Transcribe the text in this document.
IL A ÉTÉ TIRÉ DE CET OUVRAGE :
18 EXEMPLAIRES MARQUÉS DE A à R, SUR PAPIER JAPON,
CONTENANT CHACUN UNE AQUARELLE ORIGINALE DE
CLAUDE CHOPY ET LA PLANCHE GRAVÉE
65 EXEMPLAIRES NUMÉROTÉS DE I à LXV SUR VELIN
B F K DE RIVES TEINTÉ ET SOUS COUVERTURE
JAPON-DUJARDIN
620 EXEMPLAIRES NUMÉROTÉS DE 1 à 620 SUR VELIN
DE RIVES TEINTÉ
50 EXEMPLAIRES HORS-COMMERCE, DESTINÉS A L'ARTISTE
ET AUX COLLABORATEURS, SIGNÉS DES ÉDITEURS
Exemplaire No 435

Directions >> Return every record above exactly as it appears.

Answer to this exercise >>
Transcribe the text in this document.
IL A ÉTÉ TIRÉ DE CET OUVRAGE :
18 EXEMPLAIRES MARQUÉS DE A à R, SUR PAPIER JAPON,
CONTENANT CHACUN UNE AQUARELLE ORIGINALE DE
CLAUDE CHOPY ET LA PLANCHE GRAVÉE
65 EXEMPLAIRES NUMÉROTÉS DE I à LXV SUR VELIN
B F K DE RIVES TEINTÉ ET SOUS COUVERTURE
JAPON-DUJARDIN
620 EXEMPLAIRES NUMÉROTÉS DE 1 à 620 SUR VELIN
DE RIVES TEINTÉ
50 EXEMPLAIRES HORS-COMMERCE, DESTINÉS A L'ARTISTE
ET AUX COLLABORATEURS, SIGNÉS DES ÉDITEURS
Exemplaire No 435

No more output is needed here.